Copy whichever lines contain the string "Güneş".

────────────────

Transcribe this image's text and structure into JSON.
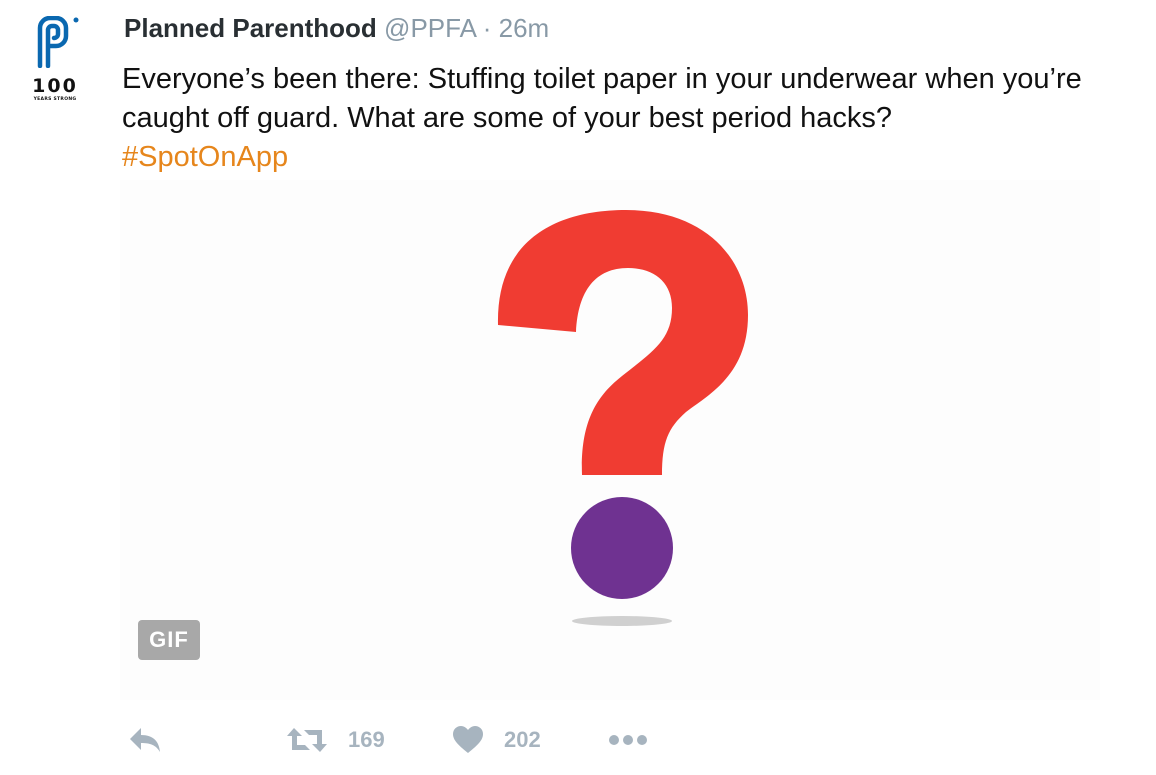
{
  "avatar": {
    "hundred_text": "100",
    "sub_text": "YEARS STRONG",
    "icon": "planned-parenthood-logo"
  },
  "header": {
    "display_name": "Planned Parenthood",
    "handle": "@PPFA",
    "separator": "·",
    "time": "26m"
  },
  "tweet": {
    "text": "Everyone’s been there: Stuffing toilet paper in your underwear when you’re caught off guard. What are some of your best period hacks?",
    "hashtag": "#SpotOnApp"
  },
  "media": {
    "badge": "GIF",
    "question_color": "#f03c32",
    "dot_color": "#6f3291",
    "shadow_color": "#d0d0d0"
  },
  "actions": {
    "reply_icon": "reply-icon",
    "retweet_icon": "retweet-icon",
    "retweet_count": "169",
    "like_icon": "heart-icon",
    "like_count": "202",
    "more_icon": "more-icon"
  },
  "colors": {
    "brand_blue": "#0a68b0",
    "hashtag": "#e6861c",
    "meta_gray": "#8899a6",
    "action_gray": "#a7b4bf"
  }
}
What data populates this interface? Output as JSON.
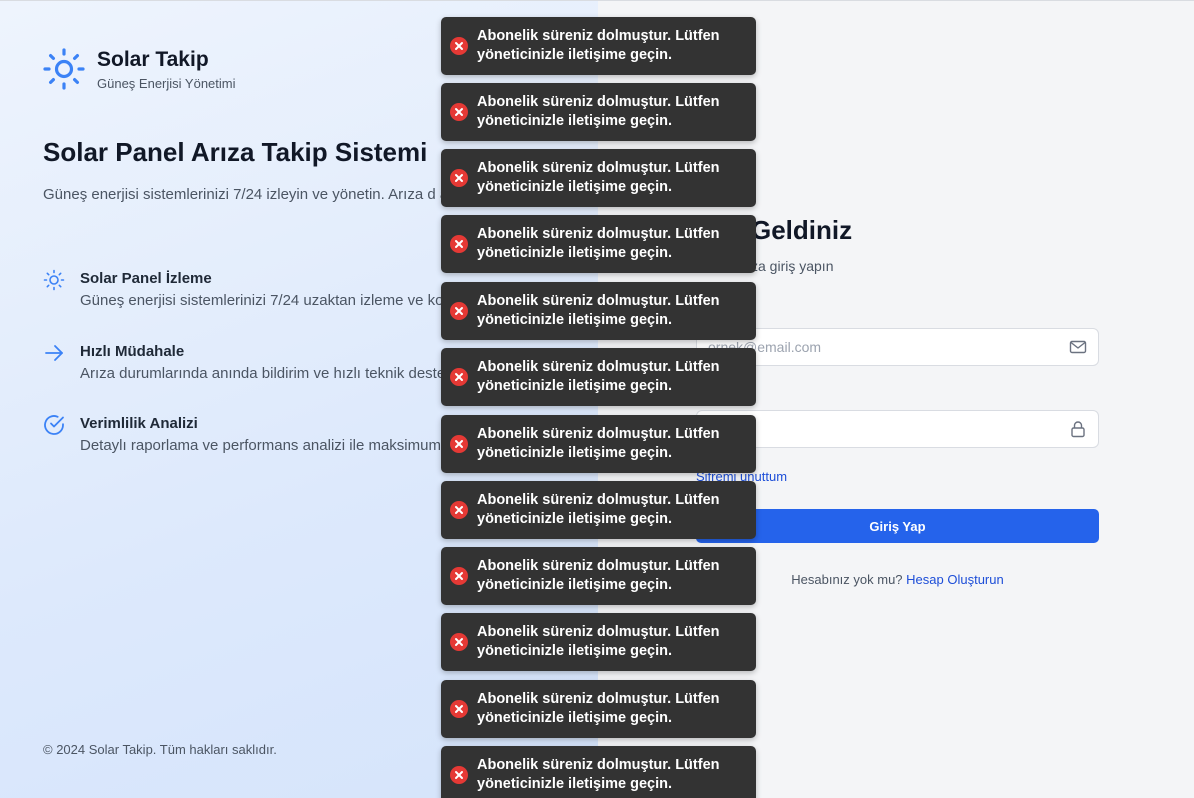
{
  "brand": {
    "name": "Solar Takip",
    "subtitle": "Güneş Enerjisi Yönetimi"
  },
  "hero": {
    "title": "Solar Panel Arıza Takip Sistemi",
    "description": "Güneş enerjisi sistemlerinizi 7/24 izleyin ve yönetin. Arıza d anında müdahale edin."
  },
  "features": [
    {
      "icon": "sun-icon",
      "title": "Solar Panel İzleme",
      "description": "Güneş enerjisi sistemlerinizi 7/24 uzaktan izleme ve ko"
    },
    {
      "icon": "arrow-right-icon",
      "title": "Hızlı Müdahale",
      "description": "Arıza durumlarında anında bildirim ve hızlı teknik deste"
    },
    {
      "icon": "check-circle-icon",
      "title": "Verimlilik Analizi",
      "description": "Detaylı raporlama ve performans analizi ile maksimum"
    }
  ],
  "copyright": "© 2024 Solar Takip. Tüm hakları saklıdır.",
  "login": {
    "welcome": "Geldiniz",
    "subtitle": "za giriş yapın",
    "email_placeholder": "ornek@email.com",
    "password_value": "••••••",
    "forgot": "Şifremi unuttum",
    "submit": "Giriş Yap",
    "no_account": "Hesabınız yok mu?",
    "create_account": "Hesap Oluşturun"
  },
  "toasts": [
    "Abonelik süreniz dolmuştur. Lütfen yöneticinizle iletişime geçin.",
    "Abonelik süreniz dolmuştur. Lütfen yöneticinizle iletişime geçin.",
    "Abonelik süreniz dolmuştur. Lütfen yöneticinizle iletişime geçin.",
    "Abonelik süreniz dolmuştur. Lütfen yöneticinizle iletişime geçin.",
    "Abonelik süreniz dolmuştur. Lütfen yöneticinizle iletişime geçin.",
    "Abonelik süreniz dolmuştur. Lütfen yöneticinizle iletişime geçin.",
    "Abonelik süreniz dolmuştur. Lütfen yöneticinizle iletişime geçin.",
    "Abonelik süreniz dolmuştur. Lütfen yöneticinizle iletişime geçin.",
    "Abonelik süreniz dolmuştur. Lütfen yöneticinizle iletişime geçin.",
    "Abonelik süreniz dolmuştur. Lütfen yöneticinizle iletişime geçin.",
    "Abonelik süreniz dolmuştur. Lütfen yöneticinizle iletişime geçin.",
    "Abonelik süreniz dolmuştur. Lütfen yöneticinizle iletişime geçin."
  ],
  "colors": {
    "accent": "#2563eb",
    "error": "#e53935",
    "toast_bg": "#333333"
  }
}
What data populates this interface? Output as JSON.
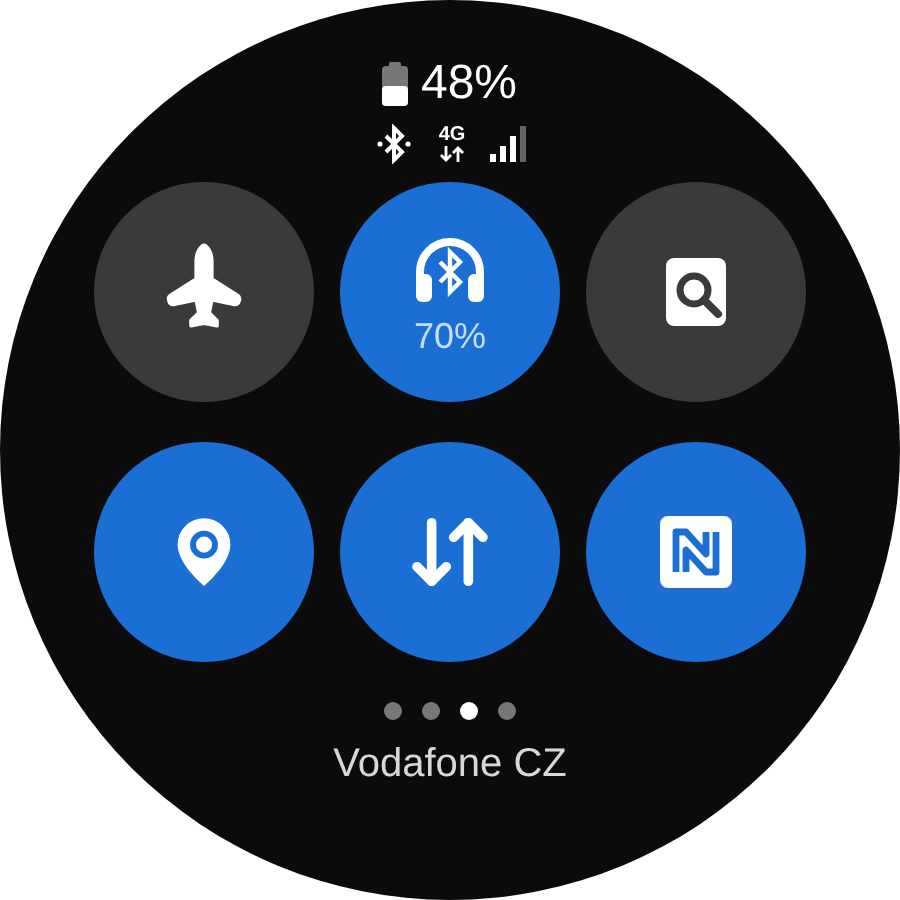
{
  "status": {
    "battery": "48%",
    "network": "4G"
  },
  "tiles": [
    {
      "kind": "airplane",
      "on": false
    },
    {
      "kind": "headphones",
      "on": true,
      "label": "70%"
    },
    {
      "kind": "finder",
      "on": false
    },
    {
      "kind": "location",
      "on": true
    },
    {
      "kind": "data",
      "on": true
    },
    {
      "kind": "nfc",
      "on": true
    }
  ],
  "pages": [
    {
      "selected": false
    },
    {
      "selected": false
    },
    {
      "selected": true
    },
    {
      "selected": false
    }
  ],
  "carrier": "Vodafone CZ"
}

────────────────

Answer to the problem -
    "subtitle": "Güneş Enerjisi Yönetimi"
    "description": "Güneş enerjisi sistemlerinizi 7/24 izleyin ve yönetin. Arıza d anında müdahale edin."
      "description": "Güneş enerjisi sistemlerinizi 7/24 uzaktan izleme ve ko"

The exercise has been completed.